_Input data:_
* * *
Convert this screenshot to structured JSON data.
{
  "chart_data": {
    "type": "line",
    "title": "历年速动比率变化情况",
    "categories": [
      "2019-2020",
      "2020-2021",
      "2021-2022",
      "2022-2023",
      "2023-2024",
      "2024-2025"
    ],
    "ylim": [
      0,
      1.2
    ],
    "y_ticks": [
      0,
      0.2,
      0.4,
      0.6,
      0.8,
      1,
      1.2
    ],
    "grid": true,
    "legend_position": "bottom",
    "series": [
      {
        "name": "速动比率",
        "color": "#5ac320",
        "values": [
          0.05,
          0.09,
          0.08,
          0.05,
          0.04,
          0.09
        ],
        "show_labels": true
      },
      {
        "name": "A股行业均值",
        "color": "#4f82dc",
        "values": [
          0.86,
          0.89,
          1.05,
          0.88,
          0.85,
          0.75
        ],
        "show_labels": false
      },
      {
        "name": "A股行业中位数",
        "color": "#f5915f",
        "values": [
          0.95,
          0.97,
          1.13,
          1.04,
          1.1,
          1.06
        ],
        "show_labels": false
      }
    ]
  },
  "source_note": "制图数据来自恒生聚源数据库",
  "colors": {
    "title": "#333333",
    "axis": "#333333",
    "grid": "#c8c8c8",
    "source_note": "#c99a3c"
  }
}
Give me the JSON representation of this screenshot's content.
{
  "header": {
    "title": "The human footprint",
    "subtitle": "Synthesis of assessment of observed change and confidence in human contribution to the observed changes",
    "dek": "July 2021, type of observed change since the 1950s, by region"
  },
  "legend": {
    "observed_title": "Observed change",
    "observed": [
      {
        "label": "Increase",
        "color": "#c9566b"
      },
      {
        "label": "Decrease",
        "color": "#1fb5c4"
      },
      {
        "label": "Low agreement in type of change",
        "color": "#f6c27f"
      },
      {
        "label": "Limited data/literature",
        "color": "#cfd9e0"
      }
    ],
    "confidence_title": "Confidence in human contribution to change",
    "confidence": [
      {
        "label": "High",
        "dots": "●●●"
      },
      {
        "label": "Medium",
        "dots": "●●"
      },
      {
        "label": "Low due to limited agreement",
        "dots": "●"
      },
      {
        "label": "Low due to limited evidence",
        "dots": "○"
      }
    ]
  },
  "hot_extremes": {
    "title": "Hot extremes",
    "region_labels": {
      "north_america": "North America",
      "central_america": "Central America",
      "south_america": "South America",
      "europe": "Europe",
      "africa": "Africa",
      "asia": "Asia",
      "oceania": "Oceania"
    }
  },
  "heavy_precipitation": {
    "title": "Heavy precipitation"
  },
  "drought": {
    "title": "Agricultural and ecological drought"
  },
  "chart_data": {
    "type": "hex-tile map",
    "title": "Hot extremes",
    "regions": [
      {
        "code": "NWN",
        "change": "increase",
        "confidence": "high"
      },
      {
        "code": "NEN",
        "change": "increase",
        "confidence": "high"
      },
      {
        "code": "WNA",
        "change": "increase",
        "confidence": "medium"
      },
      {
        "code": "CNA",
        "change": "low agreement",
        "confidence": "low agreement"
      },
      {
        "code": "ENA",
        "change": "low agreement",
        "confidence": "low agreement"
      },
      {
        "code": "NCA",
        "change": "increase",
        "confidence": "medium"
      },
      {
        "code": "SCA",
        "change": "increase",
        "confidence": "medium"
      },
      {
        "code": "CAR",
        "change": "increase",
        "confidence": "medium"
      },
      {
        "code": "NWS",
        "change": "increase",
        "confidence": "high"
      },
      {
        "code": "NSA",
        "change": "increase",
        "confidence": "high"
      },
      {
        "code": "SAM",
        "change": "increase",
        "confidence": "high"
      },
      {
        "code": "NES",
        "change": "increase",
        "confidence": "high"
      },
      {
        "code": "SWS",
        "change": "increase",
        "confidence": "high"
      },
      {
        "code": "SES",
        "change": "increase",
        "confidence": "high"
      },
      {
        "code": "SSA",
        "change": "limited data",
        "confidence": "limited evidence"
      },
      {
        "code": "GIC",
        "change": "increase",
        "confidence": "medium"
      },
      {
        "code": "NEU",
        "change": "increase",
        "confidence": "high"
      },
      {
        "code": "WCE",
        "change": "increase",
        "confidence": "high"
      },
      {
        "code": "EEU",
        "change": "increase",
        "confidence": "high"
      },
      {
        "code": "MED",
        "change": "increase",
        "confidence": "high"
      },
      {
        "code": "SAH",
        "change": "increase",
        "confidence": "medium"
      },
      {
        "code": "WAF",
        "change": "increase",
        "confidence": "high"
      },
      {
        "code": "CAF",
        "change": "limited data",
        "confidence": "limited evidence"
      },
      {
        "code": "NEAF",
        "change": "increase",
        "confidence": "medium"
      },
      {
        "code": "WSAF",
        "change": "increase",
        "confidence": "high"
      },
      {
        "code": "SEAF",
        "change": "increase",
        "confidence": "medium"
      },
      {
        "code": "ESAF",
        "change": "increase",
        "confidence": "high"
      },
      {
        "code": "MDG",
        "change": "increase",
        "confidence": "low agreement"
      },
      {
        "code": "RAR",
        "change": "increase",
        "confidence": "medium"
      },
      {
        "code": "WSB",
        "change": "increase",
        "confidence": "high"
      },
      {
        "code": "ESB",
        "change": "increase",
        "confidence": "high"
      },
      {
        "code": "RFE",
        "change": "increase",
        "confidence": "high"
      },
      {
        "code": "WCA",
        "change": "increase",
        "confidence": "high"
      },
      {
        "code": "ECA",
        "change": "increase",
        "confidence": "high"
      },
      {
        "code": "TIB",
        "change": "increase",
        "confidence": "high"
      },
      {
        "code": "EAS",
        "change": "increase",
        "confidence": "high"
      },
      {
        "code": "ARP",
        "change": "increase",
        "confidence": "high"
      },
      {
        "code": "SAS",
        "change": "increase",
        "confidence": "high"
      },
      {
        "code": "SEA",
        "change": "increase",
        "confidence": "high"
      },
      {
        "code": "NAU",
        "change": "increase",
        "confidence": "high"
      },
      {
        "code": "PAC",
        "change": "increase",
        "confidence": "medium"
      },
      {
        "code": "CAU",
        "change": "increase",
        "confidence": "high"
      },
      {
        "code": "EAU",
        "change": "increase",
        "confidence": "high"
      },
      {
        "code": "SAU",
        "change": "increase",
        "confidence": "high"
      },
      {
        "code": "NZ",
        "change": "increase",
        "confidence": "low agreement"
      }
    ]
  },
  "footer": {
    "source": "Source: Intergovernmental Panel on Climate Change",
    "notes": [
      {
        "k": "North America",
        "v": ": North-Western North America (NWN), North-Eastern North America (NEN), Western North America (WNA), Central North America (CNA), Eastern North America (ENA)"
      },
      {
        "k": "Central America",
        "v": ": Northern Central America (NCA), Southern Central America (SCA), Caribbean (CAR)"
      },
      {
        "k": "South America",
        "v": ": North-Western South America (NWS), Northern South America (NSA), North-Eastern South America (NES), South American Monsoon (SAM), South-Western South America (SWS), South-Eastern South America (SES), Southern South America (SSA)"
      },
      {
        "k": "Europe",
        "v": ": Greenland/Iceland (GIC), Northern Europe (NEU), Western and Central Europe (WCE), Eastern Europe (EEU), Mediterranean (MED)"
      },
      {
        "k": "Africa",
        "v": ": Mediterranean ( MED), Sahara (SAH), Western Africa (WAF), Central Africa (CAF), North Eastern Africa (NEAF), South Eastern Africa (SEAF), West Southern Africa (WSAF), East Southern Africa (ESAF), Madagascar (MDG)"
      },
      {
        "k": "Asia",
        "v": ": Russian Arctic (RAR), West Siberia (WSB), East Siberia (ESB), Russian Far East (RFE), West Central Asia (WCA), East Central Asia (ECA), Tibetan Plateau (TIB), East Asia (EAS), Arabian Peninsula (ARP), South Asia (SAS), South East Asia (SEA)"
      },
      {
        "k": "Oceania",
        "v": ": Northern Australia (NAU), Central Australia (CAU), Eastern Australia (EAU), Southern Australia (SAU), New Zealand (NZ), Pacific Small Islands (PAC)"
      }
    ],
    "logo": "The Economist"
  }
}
* * *
_Exercise:_
Which lines hold the string "Eastern"? List them all.

_The answer:_
        "v": ": North-Western North America (NWN), North-Eastern North America (NEN), Western North America (WNA), Central North America (CNA), Eastern North America (ENA)"
        "v": ": North-Western South America (NWS), Northern South America (NSA), North-Eastern South America (NES), South American Monsoon (SAM), South-Western South America (SWS), South-Eastern South America (SES), Southern South America (SSA)"
        "v": ": Greenland/Iceland (GIC), Northern Europe (NEU), Western and Central Europe (WCE), Eastern Europe (EEU), Mediterranean (MED)"
        "v": ": Mediterranean ( MED), Sahara (SAH), Western Africa (WAF), Central Africa (CAF), North Eastern Africa (NEAF), South Eastern Africa (SEAF), West Southern Africa (WSAF), East Southern Africa (ESAF), Madagascar (MDG)"
        "v": ": Northern Australia (NAU), Central Australia (CAU), Eastern Australia (EAU), Southern Australia (SAU), New Zealand (NZ), Pacific Small Islands (PAC)"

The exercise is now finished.